How would the methods passage on the mouse GVHD and leukemia model continue? Write the next part, starting after its last sentence.

**DOCUMENT SECTION:**

>>>>

Mouse xenogeneic GVHD with residual B-cell leukemia model
NSG mice were irradiated at 1.2 Gy and received intravenously 5 × 106 freshly isolated human PBMCs and 5 × 105 NALM6-GFP.FFluc (β2mKO) (or 3 × 106 BV173-GFP.FFluc [β2mKO]) on the following day, followed by 5 × 106 control mEmerald-expressing or ADR/CAR-expressing T cells generated from the same PBMC donor 4 days later. Tumor progression was monitored by injecting mice intraperitoneally with 100 μL D-luciferin (30 mg/mL, PerkinElmer Inc) followed by bioluminescence imaging using an IVIS Lumina II imaging system and analyzed by Living Image 4.5 software (Caliper Life Sciences). Body weights were measured at specified time points, and clinical scoring (on a scale of 0 to 10) was based on previously described methods.47 Mice were euthanized when they developed signs of excessive tumor burden or when weight loss exceeded 20% of baseline.
Statistics
Statistical tests are indicated in the figure legends and were performed using Prism 6 software (GraphPad).

<<<<

**SUPPLIED INFORMATION:**
>>>>

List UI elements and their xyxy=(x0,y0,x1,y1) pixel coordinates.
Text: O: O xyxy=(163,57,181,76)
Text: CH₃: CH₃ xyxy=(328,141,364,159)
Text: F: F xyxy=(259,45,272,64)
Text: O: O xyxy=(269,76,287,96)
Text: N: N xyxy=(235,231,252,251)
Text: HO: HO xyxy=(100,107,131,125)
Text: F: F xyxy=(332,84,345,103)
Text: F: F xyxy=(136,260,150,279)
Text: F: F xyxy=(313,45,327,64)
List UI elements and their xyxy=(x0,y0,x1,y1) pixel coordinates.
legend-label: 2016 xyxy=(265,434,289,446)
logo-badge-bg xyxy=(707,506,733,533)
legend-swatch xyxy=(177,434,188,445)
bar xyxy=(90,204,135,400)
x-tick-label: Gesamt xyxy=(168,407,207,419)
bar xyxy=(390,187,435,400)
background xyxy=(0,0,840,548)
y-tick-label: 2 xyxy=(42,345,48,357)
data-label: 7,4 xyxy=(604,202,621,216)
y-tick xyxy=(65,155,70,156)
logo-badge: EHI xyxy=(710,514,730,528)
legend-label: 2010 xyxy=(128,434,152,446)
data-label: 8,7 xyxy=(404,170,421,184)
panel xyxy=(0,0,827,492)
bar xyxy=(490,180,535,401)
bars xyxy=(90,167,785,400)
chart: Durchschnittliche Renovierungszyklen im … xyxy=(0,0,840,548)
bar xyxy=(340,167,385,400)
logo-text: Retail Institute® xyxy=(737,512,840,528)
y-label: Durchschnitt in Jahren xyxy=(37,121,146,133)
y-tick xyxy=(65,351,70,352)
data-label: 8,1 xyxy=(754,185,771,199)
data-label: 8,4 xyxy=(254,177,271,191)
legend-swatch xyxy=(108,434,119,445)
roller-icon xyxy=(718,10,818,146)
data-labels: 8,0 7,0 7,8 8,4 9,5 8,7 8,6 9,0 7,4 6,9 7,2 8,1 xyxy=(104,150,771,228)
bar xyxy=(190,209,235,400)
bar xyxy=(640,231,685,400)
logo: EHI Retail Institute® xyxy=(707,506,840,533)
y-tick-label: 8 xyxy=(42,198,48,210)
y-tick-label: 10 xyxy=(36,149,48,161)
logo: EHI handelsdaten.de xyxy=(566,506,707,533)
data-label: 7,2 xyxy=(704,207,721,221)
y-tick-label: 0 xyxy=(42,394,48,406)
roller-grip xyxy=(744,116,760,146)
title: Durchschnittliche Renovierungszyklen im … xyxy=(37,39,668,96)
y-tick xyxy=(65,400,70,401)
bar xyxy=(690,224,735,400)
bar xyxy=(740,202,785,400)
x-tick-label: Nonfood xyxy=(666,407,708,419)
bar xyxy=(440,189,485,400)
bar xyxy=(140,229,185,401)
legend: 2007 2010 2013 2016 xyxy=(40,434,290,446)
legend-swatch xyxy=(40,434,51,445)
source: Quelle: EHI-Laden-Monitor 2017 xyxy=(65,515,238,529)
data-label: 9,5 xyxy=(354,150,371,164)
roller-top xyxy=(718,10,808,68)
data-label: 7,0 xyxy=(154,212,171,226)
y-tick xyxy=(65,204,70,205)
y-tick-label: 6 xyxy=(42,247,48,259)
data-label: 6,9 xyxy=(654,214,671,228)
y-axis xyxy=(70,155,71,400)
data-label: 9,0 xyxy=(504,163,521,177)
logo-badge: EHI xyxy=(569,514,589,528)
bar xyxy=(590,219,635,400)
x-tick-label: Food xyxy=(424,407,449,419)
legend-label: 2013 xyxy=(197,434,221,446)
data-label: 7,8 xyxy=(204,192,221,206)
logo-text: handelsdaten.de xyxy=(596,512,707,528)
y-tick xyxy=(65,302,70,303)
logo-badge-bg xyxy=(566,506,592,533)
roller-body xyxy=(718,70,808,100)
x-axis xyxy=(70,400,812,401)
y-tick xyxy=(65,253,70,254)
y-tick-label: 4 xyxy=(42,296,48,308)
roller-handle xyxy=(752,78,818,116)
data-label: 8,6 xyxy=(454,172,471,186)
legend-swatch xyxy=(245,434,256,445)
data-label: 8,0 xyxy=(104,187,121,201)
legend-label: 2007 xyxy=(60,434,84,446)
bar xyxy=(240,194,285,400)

<<<<

**OUTPUT BELOW:**
Results
Expression of OX40 on activated pathogenic T cells
OX40 upregulation has been detected in peripheral blood T cells in GVHD patients following allo-HSCT.48,49 However, its expression on T cells that infiltrate target organs in aGVHD has not been well documented. To validate OX40-targeting in the context of aGVHD, we measured its expression on T cells isolated from rhesus macaques that underwent allo-HSCT without GVHD prophylaxis (Figure 1A), which allowed us to study GVHD biology in an immunosuppression-free setting and obtain data from multiple peripheral tissues that are inaccessible in patients. Allo-HSCT in this NHP model induces aGVHD that closely recapitulates human disease.44,50,51 Compared with control animals receiving autologous bone marrow (Auto), animals in the allogeneic transplantation group developed aGVHD with concomitant OX40 upregulation on T cells in peripheral blood (Figure 1B, supplemental Figure 1A). We also detected elevated levels of OX40 on T cells in lymphoid and nonlymphoid tissues that are commonly infiltrated by host-reactive T cells (Figure 1C). OX40 expression was more prevalent on CD4+ T cells compared with CD8+ T cells (Figure 1B-C) and was predominantly restricted to effector and memory T-cell subsets, reflecting their activated functional state (supplemental Figure 1B-E).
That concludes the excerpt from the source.